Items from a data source
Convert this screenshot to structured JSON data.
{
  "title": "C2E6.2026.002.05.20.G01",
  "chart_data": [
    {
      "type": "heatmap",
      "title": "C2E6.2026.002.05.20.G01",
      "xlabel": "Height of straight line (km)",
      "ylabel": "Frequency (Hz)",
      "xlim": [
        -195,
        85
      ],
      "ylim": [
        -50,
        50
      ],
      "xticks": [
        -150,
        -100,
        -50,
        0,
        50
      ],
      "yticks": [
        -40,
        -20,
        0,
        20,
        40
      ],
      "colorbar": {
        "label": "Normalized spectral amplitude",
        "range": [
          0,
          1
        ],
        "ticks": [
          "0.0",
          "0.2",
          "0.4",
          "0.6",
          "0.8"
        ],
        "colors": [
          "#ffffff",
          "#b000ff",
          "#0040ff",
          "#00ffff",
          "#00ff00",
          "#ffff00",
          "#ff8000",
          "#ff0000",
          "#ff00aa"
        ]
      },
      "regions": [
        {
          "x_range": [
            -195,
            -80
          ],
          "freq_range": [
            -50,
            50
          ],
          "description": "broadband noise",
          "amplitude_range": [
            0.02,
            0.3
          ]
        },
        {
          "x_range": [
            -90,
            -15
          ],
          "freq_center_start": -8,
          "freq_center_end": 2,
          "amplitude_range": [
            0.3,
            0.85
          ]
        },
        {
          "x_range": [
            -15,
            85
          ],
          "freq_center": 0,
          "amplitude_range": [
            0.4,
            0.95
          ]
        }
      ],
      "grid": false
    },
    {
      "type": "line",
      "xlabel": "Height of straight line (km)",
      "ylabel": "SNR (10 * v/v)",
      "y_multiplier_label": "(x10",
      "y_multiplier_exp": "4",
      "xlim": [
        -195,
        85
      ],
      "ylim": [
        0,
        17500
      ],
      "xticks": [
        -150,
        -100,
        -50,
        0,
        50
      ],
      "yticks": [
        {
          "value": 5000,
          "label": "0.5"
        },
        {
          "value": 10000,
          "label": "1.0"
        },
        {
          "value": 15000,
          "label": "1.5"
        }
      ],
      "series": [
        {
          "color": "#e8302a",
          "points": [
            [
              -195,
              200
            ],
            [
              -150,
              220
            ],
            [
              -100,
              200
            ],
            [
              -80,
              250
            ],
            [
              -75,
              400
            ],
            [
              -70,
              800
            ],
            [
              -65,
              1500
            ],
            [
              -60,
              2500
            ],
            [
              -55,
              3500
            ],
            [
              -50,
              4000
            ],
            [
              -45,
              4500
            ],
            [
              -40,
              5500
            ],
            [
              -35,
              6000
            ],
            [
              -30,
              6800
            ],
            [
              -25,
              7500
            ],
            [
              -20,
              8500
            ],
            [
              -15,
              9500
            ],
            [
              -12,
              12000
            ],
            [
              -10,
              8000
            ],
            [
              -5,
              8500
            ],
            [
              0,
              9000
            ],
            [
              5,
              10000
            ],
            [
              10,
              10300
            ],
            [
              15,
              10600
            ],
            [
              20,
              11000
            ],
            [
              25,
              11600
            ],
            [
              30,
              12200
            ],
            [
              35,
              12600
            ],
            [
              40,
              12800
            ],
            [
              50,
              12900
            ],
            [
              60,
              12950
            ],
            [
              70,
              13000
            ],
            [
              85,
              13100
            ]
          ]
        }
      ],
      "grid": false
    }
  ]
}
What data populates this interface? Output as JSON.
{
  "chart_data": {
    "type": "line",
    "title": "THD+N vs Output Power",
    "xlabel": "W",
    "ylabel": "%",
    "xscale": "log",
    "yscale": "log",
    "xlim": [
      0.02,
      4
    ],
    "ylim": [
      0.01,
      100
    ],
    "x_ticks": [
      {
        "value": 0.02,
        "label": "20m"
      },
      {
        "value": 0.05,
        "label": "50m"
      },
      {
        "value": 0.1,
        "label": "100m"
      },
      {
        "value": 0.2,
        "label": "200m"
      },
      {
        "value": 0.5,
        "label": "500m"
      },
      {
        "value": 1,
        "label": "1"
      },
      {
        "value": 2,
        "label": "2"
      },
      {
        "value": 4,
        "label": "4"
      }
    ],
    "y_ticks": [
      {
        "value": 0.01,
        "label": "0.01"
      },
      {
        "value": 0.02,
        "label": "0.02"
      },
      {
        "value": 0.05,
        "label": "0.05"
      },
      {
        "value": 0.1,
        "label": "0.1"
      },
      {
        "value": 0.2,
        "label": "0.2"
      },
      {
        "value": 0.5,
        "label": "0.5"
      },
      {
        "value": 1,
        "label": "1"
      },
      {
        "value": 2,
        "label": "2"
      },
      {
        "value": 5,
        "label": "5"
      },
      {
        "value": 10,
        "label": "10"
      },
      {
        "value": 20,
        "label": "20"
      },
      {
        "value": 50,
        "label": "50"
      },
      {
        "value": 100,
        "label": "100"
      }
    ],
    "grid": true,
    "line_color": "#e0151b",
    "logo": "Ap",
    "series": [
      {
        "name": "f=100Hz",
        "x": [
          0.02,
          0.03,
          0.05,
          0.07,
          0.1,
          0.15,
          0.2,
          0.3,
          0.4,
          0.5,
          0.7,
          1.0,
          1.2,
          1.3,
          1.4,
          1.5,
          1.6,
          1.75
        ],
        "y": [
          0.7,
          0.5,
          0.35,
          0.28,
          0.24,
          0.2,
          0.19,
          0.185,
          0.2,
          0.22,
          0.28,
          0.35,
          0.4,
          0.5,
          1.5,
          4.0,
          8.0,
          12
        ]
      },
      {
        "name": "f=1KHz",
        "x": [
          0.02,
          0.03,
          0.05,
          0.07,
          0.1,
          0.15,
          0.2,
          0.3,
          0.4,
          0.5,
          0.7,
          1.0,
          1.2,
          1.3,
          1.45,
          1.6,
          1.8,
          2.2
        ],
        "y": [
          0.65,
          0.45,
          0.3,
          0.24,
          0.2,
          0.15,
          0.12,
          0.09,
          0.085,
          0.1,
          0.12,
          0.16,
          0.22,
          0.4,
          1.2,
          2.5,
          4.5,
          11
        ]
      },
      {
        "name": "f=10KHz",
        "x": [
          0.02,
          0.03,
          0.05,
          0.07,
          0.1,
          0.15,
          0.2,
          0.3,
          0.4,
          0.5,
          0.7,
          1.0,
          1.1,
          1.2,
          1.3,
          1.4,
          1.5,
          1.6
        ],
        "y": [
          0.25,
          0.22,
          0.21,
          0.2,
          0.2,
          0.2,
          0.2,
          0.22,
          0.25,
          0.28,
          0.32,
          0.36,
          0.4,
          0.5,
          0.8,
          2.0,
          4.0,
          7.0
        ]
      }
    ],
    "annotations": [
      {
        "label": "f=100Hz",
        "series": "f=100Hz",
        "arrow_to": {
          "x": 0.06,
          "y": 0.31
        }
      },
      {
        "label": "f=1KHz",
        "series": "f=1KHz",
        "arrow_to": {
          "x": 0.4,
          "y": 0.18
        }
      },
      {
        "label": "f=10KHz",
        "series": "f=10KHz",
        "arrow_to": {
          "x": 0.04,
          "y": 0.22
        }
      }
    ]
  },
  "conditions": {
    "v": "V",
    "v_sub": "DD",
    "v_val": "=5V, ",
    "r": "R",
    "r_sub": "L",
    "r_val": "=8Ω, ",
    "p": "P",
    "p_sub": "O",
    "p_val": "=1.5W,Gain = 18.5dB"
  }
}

» EXERCISE DESCRIPTION
The word "ylabel" may appear on some lines of these records; state how many such lines there are, and nothing else.

» FINAL RESULT
3